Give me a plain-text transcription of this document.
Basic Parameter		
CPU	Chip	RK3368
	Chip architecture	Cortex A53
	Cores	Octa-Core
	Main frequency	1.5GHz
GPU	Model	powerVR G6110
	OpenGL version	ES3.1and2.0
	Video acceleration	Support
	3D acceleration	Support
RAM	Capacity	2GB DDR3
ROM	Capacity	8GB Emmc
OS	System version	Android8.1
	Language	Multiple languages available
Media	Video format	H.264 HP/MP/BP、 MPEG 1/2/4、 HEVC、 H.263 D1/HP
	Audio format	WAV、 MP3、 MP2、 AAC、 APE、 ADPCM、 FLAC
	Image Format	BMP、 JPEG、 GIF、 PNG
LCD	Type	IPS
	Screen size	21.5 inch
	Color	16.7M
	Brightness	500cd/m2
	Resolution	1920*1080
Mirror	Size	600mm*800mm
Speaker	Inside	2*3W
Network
+ + + + + + +
Task objective:
Would you give the material above again, complete and exact?

Response:
Give me a plain-text transcription of this document.
Basic Parameter		
CPU	Chip	RK3368
	Chip architecture	Cortex A53
	Cores	Octa-Core
	Main frequency	1.5GHz
GPU	Model	powerVR G6110
	OpenGL version	ES3.1and2.0
	Video acceleration	Support
	3D acceleration	Support
RAM	Capacity	2GB DDR3
ROM	Capacity	8GB Emmc
OS	System version	Android8.1
	Language	Multiple languages available
Media	Video format	H.264 HP/MP/BP、 MPEG 1/2/4、 HEVC、 H.263 D1/HP
	Audio format	WAV、 MP3、 MP2、 AAC、 APE、 ADPCM、 FLAC
	Image Format	BMP、 JPEG、 GIF、 PNG
LCD	Type	IPS
	Screen size	21.5 inch
	Color	16.7M
	Brightness	500cd/m2
	Resolution	1920*1080
Mirror	Size	600mm*800mm
Speaker	Inside	2*3W
Network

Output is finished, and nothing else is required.